[begin ENTRIES SHOWN]

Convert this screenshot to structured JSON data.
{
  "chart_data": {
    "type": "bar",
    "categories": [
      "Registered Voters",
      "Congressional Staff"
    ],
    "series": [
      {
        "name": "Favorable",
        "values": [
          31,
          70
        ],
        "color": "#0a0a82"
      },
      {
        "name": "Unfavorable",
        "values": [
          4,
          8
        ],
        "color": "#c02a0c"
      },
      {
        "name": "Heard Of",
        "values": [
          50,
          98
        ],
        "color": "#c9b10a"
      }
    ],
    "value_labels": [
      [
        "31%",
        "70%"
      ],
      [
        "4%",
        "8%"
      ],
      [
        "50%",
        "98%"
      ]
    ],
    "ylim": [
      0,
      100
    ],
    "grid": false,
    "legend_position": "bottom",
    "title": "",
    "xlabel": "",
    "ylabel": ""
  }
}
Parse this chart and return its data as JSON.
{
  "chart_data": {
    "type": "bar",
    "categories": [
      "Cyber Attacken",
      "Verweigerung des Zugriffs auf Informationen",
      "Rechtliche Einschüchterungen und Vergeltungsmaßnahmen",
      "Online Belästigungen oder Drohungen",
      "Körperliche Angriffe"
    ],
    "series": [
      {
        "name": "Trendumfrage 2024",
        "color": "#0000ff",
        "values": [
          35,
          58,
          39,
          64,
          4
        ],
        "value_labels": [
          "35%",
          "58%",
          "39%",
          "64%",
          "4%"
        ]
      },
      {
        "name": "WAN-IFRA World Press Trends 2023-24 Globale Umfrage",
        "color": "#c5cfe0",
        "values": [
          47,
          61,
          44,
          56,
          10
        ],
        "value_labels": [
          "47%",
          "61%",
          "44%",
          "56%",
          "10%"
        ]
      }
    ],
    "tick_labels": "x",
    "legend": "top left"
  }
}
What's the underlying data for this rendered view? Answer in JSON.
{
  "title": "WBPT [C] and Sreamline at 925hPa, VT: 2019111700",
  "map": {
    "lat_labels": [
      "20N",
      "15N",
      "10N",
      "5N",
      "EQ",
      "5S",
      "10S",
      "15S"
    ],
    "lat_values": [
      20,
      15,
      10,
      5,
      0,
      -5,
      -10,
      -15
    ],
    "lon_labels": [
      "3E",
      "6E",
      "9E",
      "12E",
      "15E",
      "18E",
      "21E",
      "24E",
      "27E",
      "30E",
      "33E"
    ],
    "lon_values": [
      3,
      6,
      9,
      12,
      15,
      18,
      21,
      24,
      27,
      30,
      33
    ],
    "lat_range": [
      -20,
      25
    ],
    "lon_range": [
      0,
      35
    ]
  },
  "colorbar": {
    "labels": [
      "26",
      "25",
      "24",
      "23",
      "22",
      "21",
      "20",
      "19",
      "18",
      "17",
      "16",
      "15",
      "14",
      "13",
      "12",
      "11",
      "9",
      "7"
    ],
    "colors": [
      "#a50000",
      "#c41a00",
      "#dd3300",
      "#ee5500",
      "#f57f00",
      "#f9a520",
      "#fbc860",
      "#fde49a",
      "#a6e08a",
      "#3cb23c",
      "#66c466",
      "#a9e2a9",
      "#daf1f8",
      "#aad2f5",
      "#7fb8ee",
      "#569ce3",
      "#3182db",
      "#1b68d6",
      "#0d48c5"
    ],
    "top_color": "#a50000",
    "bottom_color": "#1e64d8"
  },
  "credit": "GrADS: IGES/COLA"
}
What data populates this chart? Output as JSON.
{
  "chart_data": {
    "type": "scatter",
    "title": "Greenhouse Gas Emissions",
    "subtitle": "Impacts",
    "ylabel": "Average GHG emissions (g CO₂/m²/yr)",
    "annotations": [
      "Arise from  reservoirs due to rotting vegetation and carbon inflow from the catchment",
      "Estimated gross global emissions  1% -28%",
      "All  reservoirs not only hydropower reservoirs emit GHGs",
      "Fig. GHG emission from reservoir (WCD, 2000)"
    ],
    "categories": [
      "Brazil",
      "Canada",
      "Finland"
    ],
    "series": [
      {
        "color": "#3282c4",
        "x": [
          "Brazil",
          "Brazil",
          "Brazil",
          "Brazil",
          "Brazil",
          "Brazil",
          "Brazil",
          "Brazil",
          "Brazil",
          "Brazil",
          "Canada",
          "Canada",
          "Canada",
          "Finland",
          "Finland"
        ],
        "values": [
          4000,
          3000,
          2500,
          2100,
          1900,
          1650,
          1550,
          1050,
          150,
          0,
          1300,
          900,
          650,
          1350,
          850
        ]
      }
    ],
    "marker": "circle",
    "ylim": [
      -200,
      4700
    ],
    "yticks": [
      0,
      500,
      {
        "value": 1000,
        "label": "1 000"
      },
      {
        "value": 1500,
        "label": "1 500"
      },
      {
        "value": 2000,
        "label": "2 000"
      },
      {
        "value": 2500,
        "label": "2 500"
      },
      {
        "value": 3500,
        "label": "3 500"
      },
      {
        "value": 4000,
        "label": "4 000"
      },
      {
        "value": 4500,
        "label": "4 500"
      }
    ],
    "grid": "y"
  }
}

[end ENTRIES SHOWN]

STATED TASK: Reproduce the full listing word for word.

TASK ANSWER:
Convert this screenshot to structured JSON data.
{
  "chart_data": {
    "type": "bar",
    "categories": [
      "Registered Voters",
      "Congressional Staff"
    ],
    "series": [
      {
        "name": "Favorable",
        "values": [
          31,
          70
        ],
        "color": "#0a0a82"
      },
      {
        "name": "Unfavorable",
        "values": [
          4,
          8
        ],
        "color": "#c02a0c"
      },
      {
        "name": "Heard Of",
        "values": [
          50,
          98
        ],
        "color": "#c9b10a"
      }
    ],
    "value_labels": [
      [
        "31%",
        "70%"
      ],
      [
        "4%",
        "8%"
      ],
      [
        "50%",
        "98%"
      ]
    ],
    "ylim": [
      0,
      100
    ],
    "grid": false,
    "legend_position": "bottom",
    "title": "",
    "xlabel": "",
    "ylabel": ""
  }
}
Parse this chart and return its data as JSON.
{
  "chart_data": {
    "type": "bar",
    "categories": [
      "Cyber Attacken",
      "Verweigerung des Zugriffs auf Informationen",
      "Rechtliche Einschüchterungen und Vergeltungsmaßnahmen",
      "Online Belästigungen oder Drohungen",
      "Körperliche Angriffe"
    ],
    "series": [
      {
        "name": "Trendumfrage 2024",
        "color": "#0000ff",
        "values": [
          35,
          58,
          39,
          64,
          4
        ],
        "value_labels": [
          "35%",
          "58%",
          "39%",
          "64%",
          "4%"
        ]
      },
      {
        "name": "WAN-IFRA World Press Trends 2023-24 Globale Umfrage",
        "color": "#c5cfe0",
        "values": [
          47,
          61,
          44,
          56,
          10
        ],
        "value_labels": [
          "47%",
          "61%",
          "44%",
          "56%",
          "10%"
        ]
      }
    ],
    "tick_labels": "x",
    "legend": "top left"
  }
}
What's the underlying data for this rendered view? Answer in JSON.
{
  "title": "WBPT [C] and Sreamline at 925hPa, VT: 2019111700",
  "map": {
    "lat_labels": [
      "20N",
      "15N",
      "10N",
      "5N",
      "EQ",
      "5S",
      "10S",
      "15S"
    ],
    "lat_values": [
      20,
      15,
      10,
      5,
      0,
      -5,
      -10,
      -15
    ],
    "lon_labels": [
      "3E",
      "6E",
      "9E",
      "12E",
      "15E",
      "18E",
      "21E",
      "24E",
      "27E",
      "30E",
      "33E"
    ],
    "lon_values": [
      3,
      6,
      9,
      12,
      15,
      18,
      21,
      24,
      27,
      30,
      33
    ],
    "lat_range": [
      -20,
      25
    ],
    "lon_range": [
      0,
      35
    ]
  },
  "colorbar": {
    "labels": [
      "26",
      "25",
      "24",
      "23",
      "22",
      "21",
      "20",
      "19",
      "18",
      "17",
      "16",
      "15",
      "14",
      "13",
      "12",
      "11",
      "9",
      "7"
    ],
    "colors": [
      "#a50000",
      "#c41a00",
      "#dd3300",
      "#ee5500",
      "#f57f00",
      "#f9a520",
      "#fbc860",
      "#fde49a",
      "#a6e08a",
      "#3cb23c",
      "#66c466",
      "#a9e2a9",
      "#daf1f8",
      "#aad2f5",
      "#7fb8ee",
      "#569ce3",
      "#3182db",
      "#1b68d6",
      "#0d48c5"
    ],
    "top_color": "#a50000",
    "bottom_color": "#1e64d8"
  },
  "credit": "GrADS: IGES/COLA"
}
What data populates this chart? Output as JSON.
{
  "chart_data": {
    "type": "scatter",
    "title": "Greenhouse Gas Emissions",
    "subtitle": "Impacts",
    "ylabel": "Average GHG emissions (g CO₂/m²/yr)",
    "annotations": [
      "Arise from  reservoirs due to rotting vegetation and carbon inflow from the catchment",
      "Estimated gross global emissions  1% -28%",
      "All  reservoirs not only hydropower reservoirs emit GHGs",
      "Fig. GHG emission from reservoir (WCD, 2000)"
    ],
    "categories": [
      "Brazil",
      "Canada",
      "Finland"
    ],
    "series": [
      {
        "color": "#3282c4",
        "x": [
          "Brazil",
          "Brazil",
          "Brazil",
          "Brazil",
          "Brazil",
          "Brazil",
          "Brazil",
          "Brazil",
          "Brazil",
          "Brazil",
          "Canada",
          "Canada",
          "Canada",
          "Finland",
          "Finland"
        ],
        "values": [
          4000,
          3000,
          2500,
          2100,
          1900,
          1650,
          1550,
          1050,
          150,
          0,
          1300,
          900,
          650,
          1350,
          850
        ]
      }
    ],
    "marker": "circle",
    "ylim": [
      -200,
      4700
    ],
    "yticks": [
      0,
      500,
      {
        "value": 1000,
        "label": "1 000"
      },
      {
        "value": 1500,
        "label": "1 500"
      },
      {
        "value": 2000,
        "label": "2 000"
      },
      {
        "value": 2500,
        "label": "2 500"
      },
      {
        "value": 3500,
        "label": "3 500"
      },
      {
        "value": 4000,
        "label": "4 000"
      },
      {
        "value": 4500,
        "label": "4 500"
      }
    ],
    "grid": "y"
  }
}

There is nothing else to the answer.